> [Request] Restate the entries word for word, omitting nothing.

Start of Given records

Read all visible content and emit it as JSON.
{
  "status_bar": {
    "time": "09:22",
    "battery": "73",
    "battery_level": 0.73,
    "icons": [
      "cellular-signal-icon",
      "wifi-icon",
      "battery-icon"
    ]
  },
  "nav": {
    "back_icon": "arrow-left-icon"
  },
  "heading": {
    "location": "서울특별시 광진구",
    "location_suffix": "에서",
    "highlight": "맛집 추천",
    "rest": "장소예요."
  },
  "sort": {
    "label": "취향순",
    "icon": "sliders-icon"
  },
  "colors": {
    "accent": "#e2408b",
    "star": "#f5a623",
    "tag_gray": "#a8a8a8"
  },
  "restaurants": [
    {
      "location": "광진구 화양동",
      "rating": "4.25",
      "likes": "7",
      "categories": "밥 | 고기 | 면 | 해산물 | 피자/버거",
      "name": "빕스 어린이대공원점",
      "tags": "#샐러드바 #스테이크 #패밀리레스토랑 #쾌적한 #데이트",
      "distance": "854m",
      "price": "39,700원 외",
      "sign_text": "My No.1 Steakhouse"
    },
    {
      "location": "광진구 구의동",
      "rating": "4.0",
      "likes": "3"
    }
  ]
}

End of Given records

> [Exercise output]
Read all visible content and emit it as JSON.
{
  "status_bar": {
    "time": "09:22",
    "battery": "73",
    "battery_level": 0.73,
    "icons": [
      "cellular-signal-icon",
      "wifi-icon",
      "battery-icon"
    ]
  },
  "nav": {
    "back_icon": "arrow-left-icon"
  },
  "heading": {
    "location": "서울특별시 광진구",
    "location_suffix": "에서",
    "highlight": "맛집 추천",
    "rest": "장소예요."
  },
  "sort": {
    "label": "취향순",
    "icon": "sliders-icon"
  },
  "colors": {
    "accent": "#e2408b",
    "star": "#f5a623",
    "tag_gray": "#a8a8a8"
  },
  "restaurants": [
    {
      "location": "광진구 화양동",
      "rating": "4.25",
      "likes": "7",
      "categories": "밥 | 고기 | 면 | 해산물 | 피자/버거",
      "name": "빕스 어린이대공원점",
      "tags": "#샐러드바 #스테이크 #패밀리레스토랑 #쾌적한 #데이트",
      "distance": "854m",
      "price": "39,700원 외",
      "sign_text": "My No.1 Steakhouse"
    },
    {
      "location": "광진구 구의동",
      "rating": "4.0",
      "likes": "3"
    }
  ]
}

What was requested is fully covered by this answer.